▶ _Exercise requirements_: Identify all lines in the listing that include the word "never", and copy them out.

▶ _Given data_:

== == ==

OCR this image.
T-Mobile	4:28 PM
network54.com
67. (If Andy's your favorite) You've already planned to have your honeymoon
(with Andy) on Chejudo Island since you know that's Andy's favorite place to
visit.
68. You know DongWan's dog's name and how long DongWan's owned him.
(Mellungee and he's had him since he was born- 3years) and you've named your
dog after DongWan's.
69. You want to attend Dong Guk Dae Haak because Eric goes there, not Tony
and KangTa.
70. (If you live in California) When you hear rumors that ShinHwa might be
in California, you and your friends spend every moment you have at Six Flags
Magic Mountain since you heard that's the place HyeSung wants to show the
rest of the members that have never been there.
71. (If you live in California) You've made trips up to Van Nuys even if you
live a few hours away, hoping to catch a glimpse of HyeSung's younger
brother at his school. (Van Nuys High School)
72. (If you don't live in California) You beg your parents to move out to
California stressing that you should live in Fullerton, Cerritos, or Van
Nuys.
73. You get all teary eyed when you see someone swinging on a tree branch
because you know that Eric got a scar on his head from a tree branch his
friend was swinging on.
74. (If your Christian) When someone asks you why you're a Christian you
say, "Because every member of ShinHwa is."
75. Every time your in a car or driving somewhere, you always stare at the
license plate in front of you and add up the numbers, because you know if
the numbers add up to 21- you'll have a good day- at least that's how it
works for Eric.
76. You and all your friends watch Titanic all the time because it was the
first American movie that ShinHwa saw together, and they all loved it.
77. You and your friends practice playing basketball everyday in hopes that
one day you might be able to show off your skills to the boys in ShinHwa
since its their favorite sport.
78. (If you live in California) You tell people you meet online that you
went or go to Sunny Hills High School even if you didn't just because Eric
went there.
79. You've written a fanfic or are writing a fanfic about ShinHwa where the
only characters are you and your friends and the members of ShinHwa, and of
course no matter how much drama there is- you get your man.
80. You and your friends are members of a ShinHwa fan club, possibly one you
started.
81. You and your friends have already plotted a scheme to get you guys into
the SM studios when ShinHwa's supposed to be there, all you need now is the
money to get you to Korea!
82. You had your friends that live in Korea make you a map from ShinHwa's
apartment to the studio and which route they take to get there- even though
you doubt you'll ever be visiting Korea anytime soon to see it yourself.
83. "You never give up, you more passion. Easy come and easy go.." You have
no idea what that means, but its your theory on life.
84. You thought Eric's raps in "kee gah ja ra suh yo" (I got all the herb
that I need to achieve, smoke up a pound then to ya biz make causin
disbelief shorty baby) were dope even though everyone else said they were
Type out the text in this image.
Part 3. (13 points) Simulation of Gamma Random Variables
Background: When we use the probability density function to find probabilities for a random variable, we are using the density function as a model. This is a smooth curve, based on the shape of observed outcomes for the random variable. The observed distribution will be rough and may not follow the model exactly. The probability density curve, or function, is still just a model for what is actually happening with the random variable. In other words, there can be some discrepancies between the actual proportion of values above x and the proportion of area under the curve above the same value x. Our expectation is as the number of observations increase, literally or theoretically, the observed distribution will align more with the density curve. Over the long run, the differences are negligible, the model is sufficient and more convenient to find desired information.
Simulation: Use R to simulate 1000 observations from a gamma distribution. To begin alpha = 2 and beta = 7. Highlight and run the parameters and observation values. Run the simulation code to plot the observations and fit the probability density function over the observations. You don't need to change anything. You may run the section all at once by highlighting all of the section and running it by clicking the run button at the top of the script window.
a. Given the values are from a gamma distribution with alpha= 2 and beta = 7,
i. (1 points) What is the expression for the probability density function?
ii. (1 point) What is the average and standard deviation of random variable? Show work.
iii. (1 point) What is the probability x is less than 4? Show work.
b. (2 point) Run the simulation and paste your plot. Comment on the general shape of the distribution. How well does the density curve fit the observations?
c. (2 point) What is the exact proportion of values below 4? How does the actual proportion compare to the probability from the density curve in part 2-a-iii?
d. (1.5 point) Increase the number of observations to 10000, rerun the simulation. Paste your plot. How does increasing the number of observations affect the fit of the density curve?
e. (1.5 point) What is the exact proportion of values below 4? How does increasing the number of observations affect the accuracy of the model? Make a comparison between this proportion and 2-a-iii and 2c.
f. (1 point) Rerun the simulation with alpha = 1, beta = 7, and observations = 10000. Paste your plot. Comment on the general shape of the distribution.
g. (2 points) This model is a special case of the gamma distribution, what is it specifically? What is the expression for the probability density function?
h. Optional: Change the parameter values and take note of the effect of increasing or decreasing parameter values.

== == ==

▶ _Completed exercise_:
rest of the members that have never been there.
83. "You never give up, you more passion. Easy come and easy go.." You have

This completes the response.